:: Provided material ::

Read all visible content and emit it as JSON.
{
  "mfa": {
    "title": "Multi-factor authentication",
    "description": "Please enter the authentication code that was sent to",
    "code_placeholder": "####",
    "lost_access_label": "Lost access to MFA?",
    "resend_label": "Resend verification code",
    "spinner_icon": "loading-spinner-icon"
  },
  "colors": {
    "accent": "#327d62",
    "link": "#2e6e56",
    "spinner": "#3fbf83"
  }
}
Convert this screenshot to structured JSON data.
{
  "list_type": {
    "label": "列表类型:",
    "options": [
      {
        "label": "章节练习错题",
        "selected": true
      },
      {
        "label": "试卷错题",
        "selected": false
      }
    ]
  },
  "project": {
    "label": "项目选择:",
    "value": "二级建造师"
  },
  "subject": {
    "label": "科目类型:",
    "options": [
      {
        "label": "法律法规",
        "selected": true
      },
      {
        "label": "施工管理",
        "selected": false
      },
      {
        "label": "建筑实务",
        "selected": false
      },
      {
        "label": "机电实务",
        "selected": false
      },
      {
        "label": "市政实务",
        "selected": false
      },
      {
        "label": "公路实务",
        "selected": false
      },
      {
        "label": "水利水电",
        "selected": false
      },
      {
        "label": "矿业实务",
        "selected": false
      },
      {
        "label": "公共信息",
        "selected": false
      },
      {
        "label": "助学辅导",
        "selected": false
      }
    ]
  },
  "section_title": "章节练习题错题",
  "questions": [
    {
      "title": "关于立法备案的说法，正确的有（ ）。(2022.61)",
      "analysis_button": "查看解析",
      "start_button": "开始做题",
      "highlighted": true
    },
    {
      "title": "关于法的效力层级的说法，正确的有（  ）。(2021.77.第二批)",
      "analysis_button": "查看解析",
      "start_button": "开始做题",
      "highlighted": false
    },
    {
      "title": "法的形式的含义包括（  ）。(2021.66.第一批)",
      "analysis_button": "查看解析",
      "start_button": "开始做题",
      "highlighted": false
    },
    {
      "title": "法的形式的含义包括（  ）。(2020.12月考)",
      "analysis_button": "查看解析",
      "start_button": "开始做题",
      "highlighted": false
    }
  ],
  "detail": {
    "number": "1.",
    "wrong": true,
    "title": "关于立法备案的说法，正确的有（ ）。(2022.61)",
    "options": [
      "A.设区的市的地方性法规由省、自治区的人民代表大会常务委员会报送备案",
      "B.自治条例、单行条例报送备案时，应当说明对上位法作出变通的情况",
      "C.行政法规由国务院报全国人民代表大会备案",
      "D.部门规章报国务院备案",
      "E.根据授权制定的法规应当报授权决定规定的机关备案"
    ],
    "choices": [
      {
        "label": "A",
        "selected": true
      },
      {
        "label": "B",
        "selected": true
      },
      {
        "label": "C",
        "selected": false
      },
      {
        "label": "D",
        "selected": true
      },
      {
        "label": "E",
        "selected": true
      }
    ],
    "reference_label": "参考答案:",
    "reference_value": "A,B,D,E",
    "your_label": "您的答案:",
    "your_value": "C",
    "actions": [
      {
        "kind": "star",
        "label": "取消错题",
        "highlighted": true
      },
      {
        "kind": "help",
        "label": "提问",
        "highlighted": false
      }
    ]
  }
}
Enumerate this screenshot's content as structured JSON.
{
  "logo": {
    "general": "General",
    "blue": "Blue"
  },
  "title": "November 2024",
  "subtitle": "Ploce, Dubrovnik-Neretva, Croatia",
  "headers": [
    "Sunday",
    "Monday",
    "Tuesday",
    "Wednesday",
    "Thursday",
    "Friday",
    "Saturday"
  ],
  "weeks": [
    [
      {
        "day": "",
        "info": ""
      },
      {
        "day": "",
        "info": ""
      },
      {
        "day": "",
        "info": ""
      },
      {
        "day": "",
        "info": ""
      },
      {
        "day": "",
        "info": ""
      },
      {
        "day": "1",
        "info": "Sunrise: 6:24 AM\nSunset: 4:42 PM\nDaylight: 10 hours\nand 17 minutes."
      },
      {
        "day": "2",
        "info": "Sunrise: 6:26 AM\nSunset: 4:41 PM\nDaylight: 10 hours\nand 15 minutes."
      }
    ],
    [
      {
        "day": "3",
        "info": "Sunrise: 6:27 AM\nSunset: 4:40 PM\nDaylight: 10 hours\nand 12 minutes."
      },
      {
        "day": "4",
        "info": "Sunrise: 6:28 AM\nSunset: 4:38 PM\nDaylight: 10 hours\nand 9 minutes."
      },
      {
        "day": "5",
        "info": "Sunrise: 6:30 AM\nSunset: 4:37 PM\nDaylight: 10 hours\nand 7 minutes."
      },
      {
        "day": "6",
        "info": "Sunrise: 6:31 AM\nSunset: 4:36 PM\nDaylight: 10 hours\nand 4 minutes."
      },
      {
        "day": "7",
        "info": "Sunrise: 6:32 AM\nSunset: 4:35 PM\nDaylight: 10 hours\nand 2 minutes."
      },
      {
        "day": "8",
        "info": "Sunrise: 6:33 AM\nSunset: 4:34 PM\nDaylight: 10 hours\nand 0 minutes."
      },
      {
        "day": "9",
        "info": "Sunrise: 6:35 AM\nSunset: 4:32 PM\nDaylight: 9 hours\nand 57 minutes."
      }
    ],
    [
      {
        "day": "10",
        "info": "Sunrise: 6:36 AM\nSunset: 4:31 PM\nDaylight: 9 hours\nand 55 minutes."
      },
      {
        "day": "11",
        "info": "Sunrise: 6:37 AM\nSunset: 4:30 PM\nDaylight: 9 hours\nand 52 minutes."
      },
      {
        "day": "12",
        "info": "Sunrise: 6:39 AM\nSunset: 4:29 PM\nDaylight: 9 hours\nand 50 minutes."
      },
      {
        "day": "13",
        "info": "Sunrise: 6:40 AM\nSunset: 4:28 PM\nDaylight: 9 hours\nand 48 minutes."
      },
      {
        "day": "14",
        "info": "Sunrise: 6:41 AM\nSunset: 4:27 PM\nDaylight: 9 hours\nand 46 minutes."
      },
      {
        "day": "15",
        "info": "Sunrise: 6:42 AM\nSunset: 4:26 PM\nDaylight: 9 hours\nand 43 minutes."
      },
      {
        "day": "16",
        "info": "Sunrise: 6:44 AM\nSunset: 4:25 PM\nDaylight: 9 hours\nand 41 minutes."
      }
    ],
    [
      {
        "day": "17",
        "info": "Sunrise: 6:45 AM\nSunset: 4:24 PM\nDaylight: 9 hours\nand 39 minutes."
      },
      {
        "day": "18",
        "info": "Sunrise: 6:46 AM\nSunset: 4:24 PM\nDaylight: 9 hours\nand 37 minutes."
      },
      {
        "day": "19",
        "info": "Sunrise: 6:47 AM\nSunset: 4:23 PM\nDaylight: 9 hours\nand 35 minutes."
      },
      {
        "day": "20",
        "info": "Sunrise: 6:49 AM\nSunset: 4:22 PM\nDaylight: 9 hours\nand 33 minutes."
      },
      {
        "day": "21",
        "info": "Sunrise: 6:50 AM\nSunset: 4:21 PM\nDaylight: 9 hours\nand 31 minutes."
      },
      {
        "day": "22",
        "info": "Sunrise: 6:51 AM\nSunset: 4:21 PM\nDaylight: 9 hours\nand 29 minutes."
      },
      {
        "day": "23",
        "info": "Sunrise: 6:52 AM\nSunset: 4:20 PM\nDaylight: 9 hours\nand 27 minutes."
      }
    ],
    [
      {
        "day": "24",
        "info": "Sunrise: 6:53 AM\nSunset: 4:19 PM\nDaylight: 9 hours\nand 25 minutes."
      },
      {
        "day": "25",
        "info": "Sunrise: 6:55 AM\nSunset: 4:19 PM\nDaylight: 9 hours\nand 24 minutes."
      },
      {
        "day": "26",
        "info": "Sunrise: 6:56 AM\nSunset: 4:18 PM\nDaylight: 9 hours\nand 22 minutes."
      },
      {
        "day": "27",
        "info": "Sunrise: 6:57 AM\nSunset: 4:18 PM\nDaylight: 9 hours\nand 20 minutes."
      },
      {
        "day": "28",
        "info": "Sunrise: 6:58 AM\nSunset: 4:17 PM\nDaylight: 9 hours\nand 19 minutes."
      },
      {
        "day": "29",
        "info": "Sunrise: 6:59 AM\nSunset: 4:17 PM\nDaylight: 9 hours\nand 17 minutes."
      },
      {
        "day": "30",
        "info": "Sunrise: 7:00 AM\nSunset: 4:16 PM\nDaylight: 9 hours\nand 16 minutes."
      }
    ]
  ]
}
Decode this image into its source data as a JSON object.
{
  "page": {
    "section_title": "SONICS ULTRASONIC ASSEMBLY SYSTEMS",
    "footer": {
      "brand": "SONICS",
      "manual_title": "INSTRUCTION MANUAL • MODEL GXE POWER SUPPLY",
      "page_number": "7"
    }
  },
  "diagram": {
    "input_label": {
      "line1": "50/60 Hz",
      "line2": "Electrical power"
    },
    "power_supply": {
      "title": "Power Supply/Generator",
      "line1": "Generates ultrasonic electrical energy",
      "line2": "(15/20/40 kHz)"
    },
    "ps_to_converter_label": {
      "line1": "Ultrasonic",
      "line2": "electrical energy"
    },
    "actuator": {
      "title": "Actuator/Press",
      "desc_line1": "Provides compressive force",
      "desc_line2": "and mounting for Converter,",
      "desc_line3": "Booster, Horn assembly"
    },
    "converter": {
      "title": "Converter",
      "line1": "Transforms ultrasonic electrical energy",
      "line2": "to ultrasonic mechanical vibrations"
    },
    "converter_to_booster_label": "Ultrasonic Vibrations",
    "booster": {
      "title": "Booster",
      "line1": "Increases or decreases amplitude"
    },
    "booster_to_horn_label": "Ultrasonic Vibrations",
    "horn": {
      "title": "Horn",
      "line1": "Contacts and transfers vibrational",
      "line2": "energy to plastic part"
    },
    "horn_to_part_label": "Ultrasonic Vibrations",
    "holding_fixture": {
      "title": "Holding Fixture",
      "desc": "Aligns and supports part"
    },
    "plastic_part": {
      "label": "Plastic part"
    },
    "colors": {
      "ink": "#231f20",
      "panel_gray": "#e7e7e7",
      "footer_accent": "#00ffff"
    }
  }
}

:::

▸ **Task objective**: All lines from the one containing "Decode this image" through the final line of the listing above are to be reproduced exactly; include both and add nothing.

▸ **Output for this task**:
Decode this image into its source data as a JSON object.
{
  "page": {
    "section_title": "SONICS ULTRASONIC ASSEMBLY SYSTEMS",
    "footer": {
      "brand": "SONICS",
      "manual_title": "INSTRUCTION MANUAL • MODEL GXE POWER SUPPLY",
      "page_number": "7"
    }
  },
  "diagram": {
    "input_label": {
      "line1": "50/60 Hz",
      "line2": "Electrical power"
    },
    "power_supply": {
      "title": "Power Supply/Generator",
      "line1": "Generates ultrasonic electrical energy",
      "line2": "(15/20/40 kHz)"
    },
    "ps_to_converter_label": {
      "line1": "Ultrasonic",
      "line2": "electrical energy"
    },
    "actuator": {
      "title": "Actuator/Press",
      "desc_line1": "Provides compressive force",
      "desc_line2": "and mounting for Converter,",
      "desc_line3": "Booster, Horn assembly"
    },
    "converter": {
      "title": "Converter",
      "line1": "Transforms ultrasonic electrical energy",
      "line2": "to ultrasonic mechanical vibrations"
    },
    "converter_to_booster_label": "Ultrasonic Vibrations",
    "booster": {
      "title": "Booster",
      "line1": "Increases or decreases amplitude"
    },
    "booster_to_horn_label": "Ultrasonic Vibrations",
    "horn": {
      "title": "Horn",
      "line1": "Contacts and transfers vibrational",
      "line2": "energy to plastic part"
    },
    "horn_to_part_label": "Ultrasonic Vibrations",
    "holding_fixture": {
      "title": "Holding Fixture",
      "desc": "Aligns and supports part"
    },
    "plastic_part": {
      "label": "Plastic part"
    },
    "colors": {
      "ink": "#231f20",
      "panel_gray": "#e7e7e7",
      "footer_accent": "#00ffff"
    }
  }
}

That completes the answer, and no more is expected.